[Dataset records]
* * * * * * *

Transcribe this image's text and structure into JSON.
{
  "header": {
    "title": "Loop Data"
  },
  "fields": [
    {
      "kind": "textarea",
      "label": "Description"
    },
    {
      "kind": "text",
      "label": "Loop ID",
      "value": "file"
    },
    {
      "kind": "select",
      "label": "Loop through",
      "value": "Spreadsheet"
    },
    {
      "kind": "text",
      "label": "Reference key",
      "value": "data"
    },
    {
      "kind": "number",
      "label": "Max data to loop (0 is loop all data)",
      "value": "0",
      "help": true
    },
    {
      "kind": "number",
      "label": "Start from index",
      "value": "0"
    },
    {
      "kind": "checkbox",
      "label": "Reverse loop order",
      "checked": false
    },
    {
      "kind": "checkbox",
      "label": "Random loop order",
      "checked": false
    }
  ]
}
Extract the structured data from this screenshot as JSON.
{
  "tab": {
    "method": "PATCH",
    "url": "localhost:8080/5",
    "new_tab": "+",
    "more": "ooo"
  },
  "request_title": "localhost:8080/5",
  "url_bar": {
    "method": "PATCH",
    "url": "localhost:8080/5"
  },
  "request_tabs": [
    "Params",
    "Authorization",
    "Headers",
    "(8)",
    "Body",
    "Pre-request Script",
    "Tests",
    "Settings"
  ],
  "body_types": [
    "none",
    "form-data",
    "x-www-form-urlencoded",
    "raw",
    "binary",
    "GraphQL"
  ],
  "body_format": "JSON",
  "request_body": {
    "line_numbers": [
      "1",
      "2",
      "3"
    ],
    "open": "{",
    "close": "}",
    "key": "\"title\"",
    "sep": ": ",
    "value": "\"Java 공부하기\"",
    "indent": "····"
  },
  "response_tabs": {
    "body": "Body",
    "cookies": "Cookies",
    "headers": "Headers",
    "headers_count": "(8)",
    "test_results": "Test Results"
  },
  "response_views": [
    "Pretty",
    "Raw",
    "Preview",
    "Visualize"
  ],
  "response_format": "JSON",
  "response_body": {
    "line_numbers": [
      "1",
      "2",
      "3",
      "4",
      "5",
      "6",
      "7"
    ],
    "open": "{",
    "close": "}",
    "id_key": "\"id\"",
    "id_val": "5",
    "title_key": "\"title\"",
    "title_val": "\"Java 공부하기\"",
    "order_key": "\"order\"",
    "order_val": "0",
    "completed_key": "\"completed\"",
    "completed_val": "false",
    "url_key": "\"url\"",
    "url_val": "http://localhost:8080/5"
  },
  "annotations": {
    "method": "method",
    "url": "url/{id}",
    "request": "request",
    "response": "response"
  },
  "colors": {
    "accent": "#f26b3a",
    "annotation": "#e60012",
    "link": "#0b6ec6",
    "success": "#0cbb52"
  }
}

* * * * * * *

Every line of the listing that holds "label" should be found and copied.

### EXERCISE SOLUTION
      "label": "Description"
      "label": "Loop ID",
      "label": "Loop through",
      "label": "Reference key",
      "label": "Max data to loop (0 is loop all data)",
      "label": "Start from index",
      "label": "Reverse loop order",
      "label": "Random loop order",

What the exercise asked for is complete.